Figure content listings:
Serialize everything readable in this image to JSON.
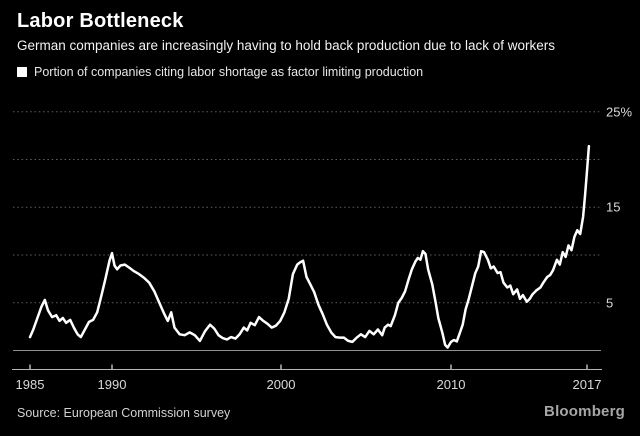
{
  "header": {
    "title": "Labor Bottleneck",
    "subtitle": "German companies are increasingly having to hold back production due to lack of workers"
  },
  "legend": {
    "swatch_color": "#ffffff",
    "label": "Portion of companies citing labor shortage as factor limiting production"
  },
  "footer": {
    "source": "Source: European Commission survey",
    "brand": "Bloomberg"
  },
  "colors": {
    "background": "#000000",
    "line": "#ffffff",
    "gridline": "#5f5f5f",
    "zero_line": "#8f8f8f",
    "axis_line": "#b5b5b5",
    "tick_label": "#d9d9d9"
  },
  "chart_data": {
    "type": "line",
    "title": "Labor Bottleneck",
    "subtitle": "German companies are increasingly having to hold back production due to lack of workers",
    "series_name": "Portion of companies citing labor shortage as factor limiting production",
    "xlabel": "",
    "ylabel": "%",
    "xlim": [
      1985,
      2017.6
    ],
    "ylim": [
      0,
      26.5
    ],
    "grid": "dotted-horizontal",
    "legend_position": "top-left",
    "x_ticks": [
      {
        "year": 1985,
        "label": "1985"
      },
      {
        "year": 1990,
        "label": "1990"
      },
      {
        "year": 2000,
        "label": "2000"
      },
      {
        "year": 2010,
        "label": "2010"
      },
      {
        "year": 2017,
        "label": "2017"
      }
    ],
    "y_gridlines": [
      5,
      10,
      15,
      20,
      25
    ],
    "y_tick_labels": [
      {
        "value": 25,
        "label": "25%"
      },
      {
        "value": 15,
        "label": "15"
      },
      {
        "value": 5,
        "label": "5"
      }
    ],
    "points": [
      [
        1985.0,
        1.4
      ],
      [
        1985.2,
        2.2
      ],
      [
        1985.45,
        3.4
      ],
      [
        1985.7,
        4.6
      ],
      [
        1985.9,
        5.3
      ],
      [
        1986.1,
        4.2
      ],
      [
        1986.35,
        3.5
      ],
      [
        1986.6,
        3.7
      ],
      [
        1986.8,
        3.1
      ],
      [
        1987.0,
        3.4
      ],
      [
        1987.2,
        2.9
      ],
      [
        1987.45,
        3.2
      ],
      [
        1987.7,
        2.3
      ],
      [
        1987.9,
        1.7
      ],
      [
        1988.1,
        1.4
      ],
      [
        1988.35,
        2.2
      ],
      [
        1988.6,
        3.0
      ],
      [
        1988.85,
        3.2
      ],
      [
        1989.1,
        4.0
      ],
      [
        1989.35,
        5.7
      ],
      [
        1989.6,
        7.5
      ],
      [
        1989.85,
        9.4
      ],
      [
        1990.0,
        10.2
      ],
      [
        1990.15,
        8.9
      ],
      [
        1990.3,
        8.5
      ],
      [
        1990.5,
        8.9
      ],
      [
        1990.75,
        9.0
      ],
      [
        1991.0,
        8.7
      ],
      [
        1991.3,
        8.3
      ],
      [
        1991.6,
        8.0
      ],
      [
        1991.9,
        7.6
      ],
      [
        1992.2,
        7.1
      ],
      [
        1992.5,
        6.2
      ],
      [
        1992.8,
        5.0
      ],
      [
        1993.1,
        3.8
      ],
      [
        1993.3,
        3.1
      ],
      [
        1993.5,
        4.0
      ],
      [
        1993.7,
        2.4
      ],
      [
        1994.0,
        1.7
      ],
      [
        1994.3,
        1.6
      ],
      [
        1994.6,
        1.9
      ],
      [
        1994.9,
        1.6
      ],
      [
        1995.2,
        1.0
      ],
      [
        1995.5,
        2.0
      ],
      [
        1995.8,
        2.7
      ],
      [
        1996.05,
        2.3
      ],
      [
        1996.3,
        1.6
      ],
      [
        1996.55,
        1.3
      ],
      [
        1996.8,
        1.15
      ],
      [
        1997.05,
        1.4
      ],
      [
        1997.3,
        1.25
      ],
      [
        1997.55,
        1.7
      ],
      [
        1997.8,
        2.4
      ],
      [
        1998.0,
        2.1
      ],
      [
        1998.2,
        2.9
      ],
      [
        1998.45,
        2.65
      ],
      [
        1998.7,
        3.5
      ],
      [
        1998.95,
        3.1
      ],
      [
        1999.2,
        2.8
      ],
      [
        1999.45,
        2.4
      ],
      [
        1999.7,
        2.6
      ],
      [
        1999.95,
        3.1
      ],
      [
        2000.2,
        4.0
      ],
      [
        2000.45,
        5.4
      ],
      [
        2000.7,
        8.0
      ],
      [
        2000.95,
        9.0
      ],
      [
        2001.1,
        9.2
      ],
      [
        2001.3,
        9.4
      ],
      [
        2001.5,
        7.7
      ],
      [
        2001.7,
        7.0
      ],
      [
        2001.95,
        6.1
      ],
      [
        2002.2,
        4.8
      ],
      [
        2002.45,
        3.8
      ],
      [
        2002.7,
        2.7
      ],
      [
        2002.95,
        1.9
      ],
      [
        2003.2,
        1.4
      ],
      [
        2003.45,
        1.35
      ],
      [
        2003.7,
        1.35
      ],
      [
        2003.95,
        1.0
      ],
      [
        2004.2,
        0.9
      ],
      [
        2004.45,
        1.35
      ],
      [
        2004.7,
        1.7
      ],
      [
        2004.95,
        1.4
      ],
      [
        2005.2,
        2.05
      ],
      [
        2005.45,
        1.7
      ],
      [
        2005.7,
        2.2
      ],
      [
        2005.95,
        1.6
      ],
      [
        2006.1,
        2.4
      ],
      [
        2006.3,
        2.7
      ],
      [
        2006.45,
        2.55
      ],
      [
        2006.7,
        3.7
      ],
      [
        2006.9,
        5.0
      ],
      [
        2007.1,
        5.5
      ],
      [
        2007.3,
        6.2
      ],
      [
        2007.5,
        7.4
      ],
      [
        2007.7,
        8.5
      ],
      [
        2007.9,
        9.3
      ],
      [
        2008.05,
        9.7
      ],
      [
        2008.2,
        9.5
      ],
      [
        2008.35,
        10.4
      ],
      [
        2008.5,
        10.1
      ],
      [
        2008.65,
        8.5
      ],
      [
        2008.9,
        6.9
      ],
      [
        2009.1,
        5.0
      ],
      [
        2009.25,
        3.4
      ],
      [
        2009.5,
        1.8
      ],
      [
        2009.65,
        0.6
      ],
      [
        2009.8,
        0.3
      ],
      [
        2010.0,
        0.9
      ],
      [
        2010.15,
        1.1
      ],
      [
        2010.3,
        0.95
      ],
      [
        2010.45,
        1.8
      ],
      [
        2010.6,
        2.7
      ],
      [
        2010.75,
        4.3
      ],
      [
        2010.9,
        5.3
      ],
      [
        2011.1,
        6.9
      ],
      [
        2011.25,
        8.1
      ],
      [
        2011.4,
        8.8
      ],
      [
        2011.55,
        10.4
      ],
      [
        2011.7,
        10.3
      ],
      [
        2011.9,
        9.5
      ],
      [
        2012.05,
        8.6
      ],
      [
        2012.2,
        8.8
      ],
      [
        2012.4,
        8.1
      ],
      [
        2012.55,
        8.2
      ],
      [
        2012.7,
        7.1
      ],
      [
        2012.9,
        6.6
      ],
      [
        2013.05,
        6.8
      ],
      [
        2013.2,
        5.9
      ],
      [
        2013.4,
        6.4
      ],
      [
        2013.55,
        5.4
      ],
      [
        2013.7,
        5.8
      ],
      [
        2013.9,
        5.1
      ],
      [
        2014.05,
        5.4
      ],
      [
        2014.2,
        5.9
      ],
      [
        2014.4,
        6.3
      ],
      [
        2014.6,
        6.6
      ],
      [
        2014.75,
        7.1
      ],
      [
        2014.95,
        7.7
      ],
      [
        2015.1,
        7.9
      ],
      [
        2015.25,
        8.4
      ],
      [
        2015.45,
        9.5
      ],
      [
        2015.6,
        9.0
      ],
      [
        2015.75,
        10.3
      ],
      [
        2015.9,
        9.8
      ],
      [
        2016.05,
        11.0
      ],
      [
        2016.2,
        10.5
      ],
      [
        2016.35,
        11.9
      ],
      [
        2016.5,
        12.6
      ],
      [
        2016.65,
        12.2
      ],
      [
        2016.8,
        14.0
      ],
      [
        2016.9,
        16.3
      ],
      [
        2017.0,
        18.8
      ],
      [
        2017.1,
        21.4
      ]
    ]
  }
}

REQUIRED TASK:
Using the entries above, find all lines with "workers". Copy them.

RESULT BELOW:
    "subtitle": "German companies are increasingly having to hold back production due to lack of workers"
    "subtitle": "German companies are increasingly having to hold back production due to lack of workers",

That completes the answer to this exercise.